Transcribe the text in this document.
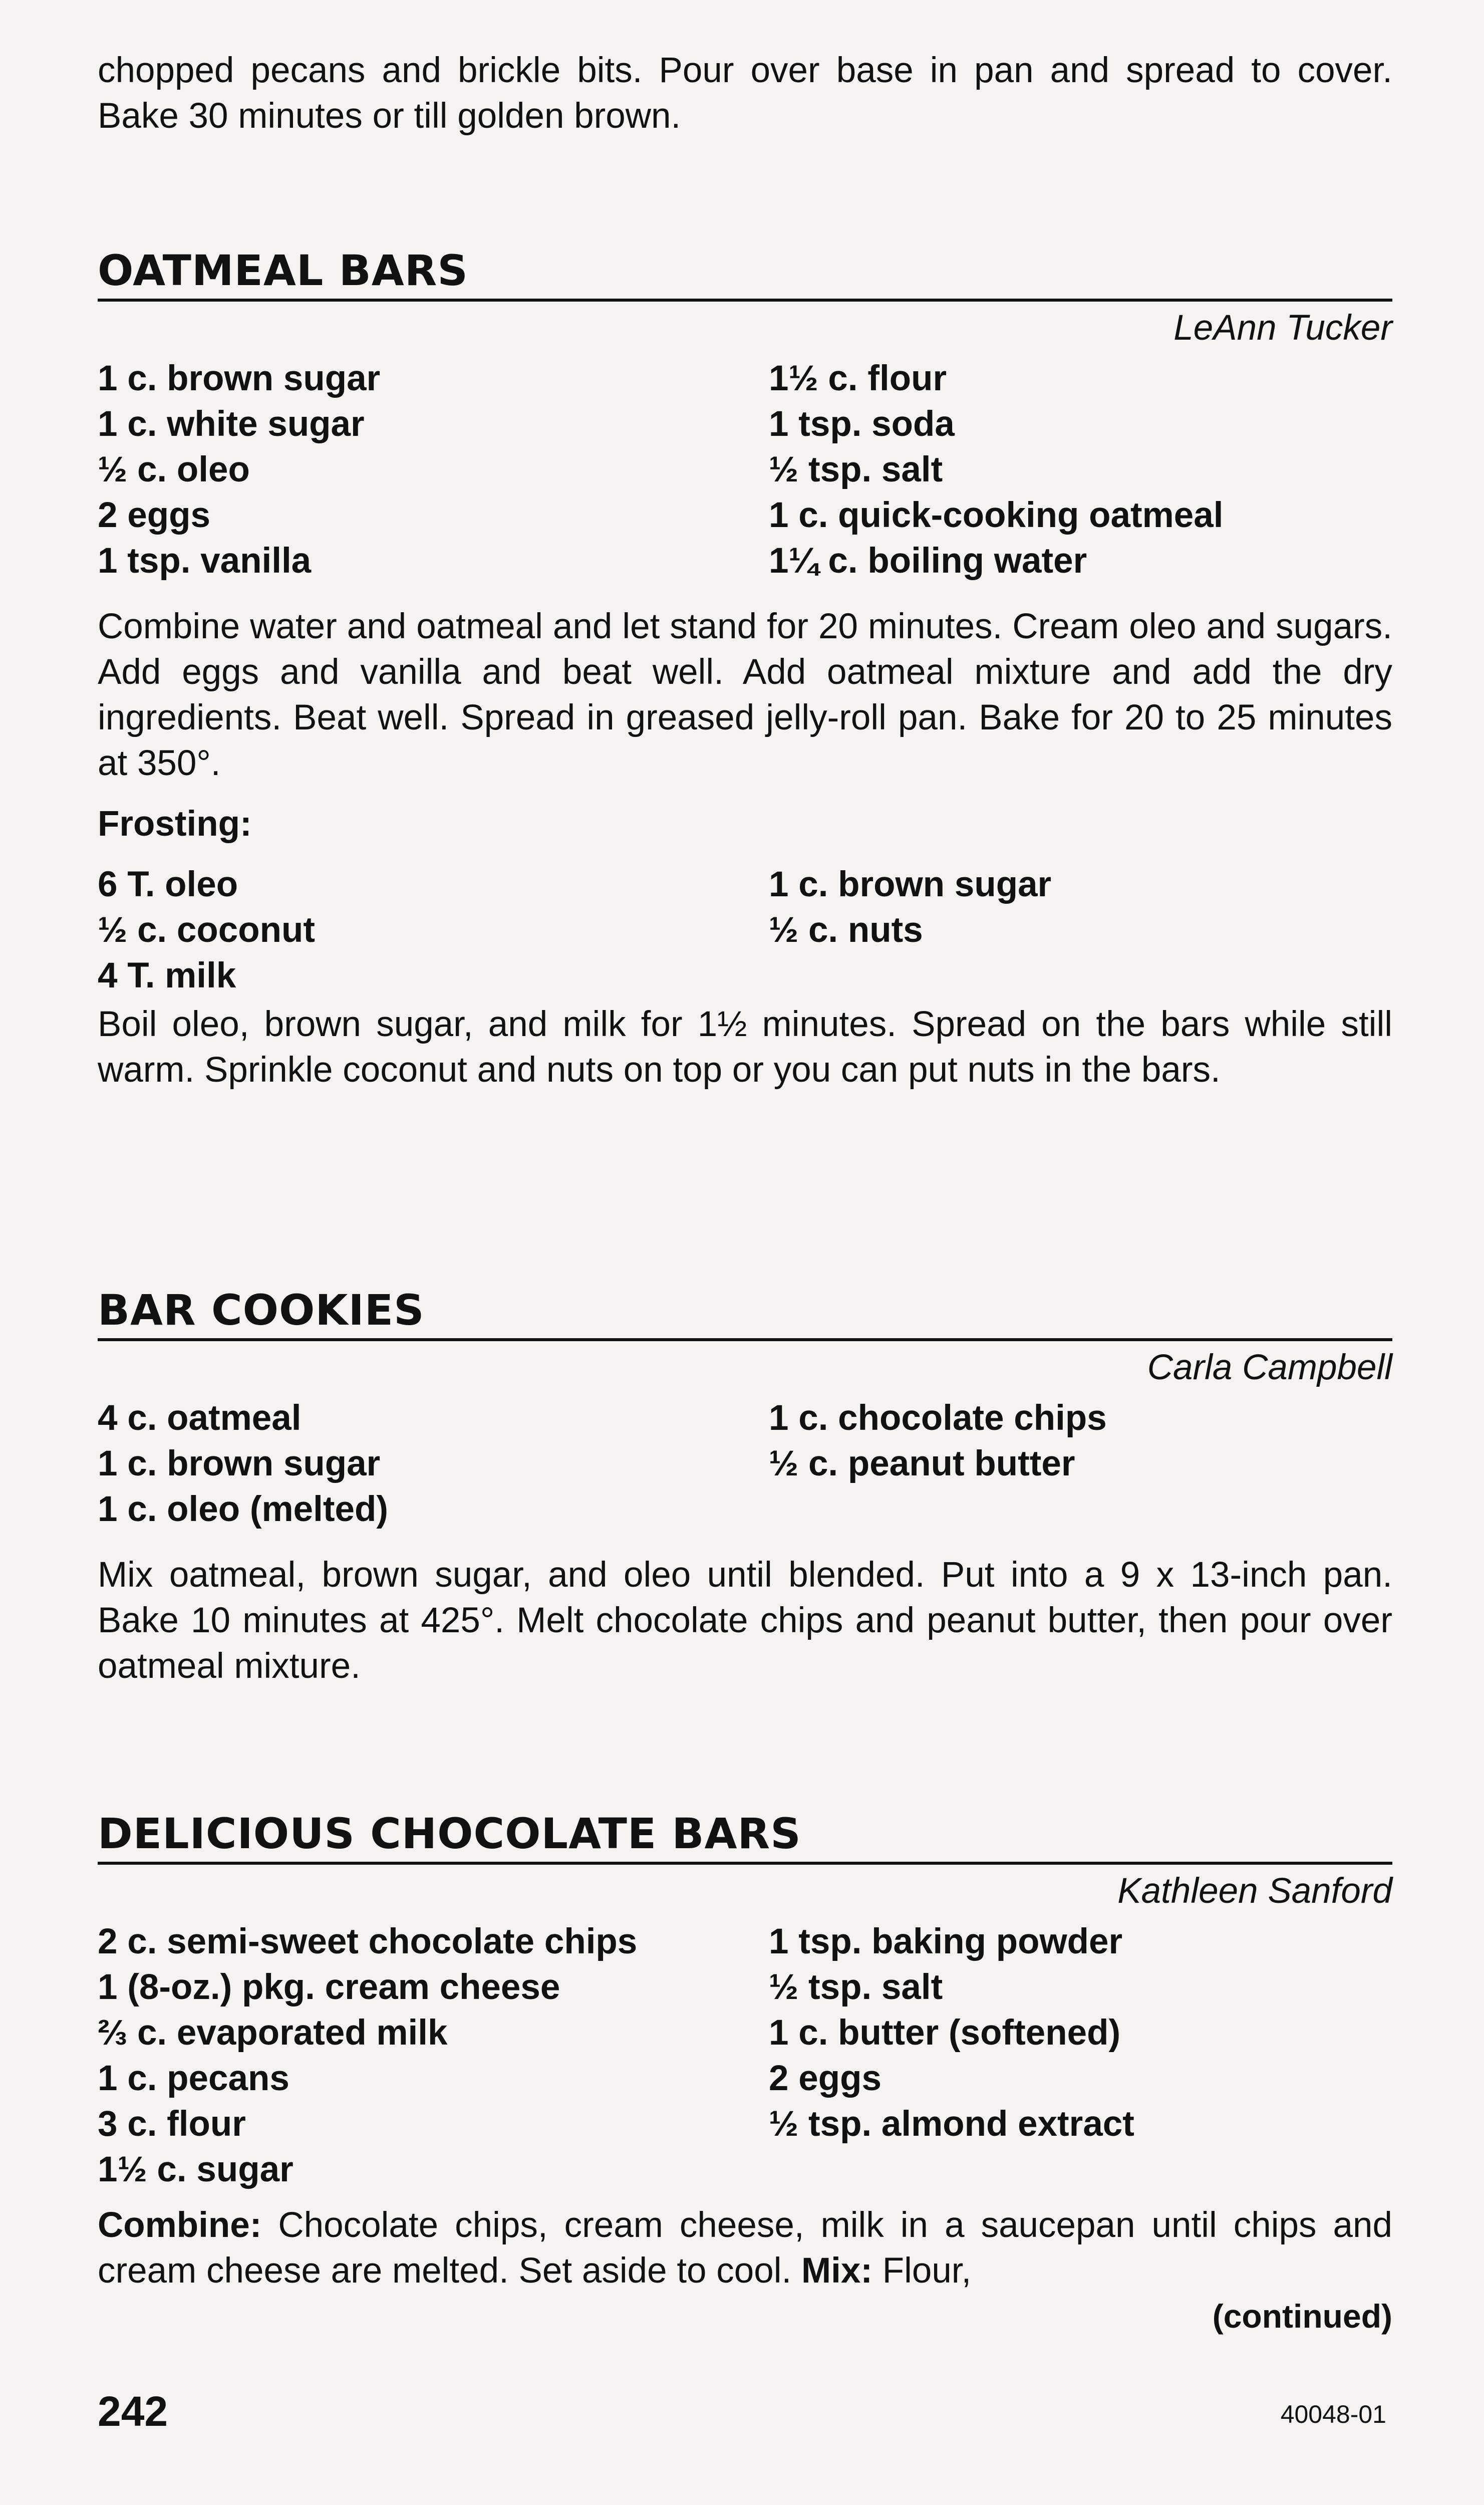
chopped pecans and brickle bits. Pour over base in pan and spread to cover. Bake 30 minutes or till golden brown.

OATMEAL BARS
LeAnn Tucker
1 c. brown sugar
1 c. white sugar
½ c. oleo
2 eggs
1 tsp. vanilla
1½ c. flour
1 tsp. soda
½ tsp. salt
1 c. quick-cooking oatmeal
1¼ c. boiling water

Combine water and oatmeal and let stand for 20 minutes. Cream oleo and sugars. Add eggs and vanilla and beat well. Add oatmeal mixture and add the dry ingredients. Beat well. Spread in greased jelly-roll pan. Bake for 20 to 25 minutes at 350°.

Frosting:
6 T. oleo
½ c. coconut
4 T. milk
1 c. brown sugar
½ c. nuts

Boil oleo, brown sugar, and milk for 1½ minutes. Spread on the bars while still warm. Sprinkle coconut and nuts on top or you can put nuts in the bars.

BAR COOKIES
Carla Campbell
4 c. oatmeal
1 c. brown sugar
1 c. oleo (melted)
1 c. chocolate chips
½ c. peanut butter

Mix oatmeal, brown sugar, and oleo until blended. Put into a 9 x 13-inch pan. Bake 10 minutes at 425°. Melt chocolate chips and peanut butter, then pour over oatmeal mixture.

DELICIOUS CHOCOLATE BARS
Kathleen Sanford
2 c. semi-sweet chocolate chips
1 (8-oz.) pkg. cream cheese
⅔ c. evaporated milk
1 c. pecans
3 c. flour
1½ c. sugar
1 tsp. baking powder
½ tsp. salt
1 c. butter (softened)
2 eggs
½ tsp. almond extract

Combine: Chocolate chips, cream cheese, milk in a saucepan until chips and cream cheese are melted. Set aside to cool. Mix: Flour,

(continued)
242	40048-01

### What you need to do
From the material above, reproduce everything verbatim except the pictures.

### Correct answer
Transcribe the text in this document.
chopped pecans and brickle bits. Pour over base in pan and spread to cover. Bake 30 minutes or till golden brown.

OATMEAL BARS
LeAnn Tucker
1 c. brown sugar
1 c. white sugar
½ c. oleo
2 eggs
1 tsp. vanilla
1½ c. flour
1 tsp. soda
½ tsp. salt
1 c. quick-cooking oatmeal
1¼ c. boiling water

Combine water and oatmeal and let stand for 20 minutes. Cream oleo and sugars. Add eggs and vanilla and beat well. Add oatmeal mixture and add the dry ingredients. Beat well. Spread in greased jelly-roll pan. Bake for 20 to 25 minutes at 350°.

Frosting:
6 T. oleo
½ c. coconut
4 T. milk
1 c. brown sugar
½ c. nuts

Boil oleo, brown sugar, and milk for 1½ minutes. Spread on the bars while still warm. Sprinkle coconut and nuts on top or you can put nuts in the bars.

BAR COOKIES
Carla Campbell
4 c. oatmeal
1 c. brown sugar
1 c. oleo (melted)
1 c. chocolate chips
½ c. peanut butter

Mix oatmeal, brown sugar, and oleo until blended. Put into a 9 x 13-inch pan. Bake 10 minutes at 425°. Melt chocolate chips and peanut butter, then pour over oatmeal mixture.

DELICIOUS CHOCOLATE BARS
Kathleen Sanford
2 c. semi-sweet chocolate chips
1 (8-oz.) pkg. cream cheese
⅔ c. evaporated milk
1 c. pecans
3 c. flour
1½ c. sugar
1 tsp. baking powder
½ tsp. salt
1 c. butter (softened)
2 eggs
½ tsp. almond extract

Combine: Chocolate chips, cream cheese, milk in a saucepan until chips and cream cheese are melted. Set aside to cool. Mix: Flour,

(continued)
242	40048-01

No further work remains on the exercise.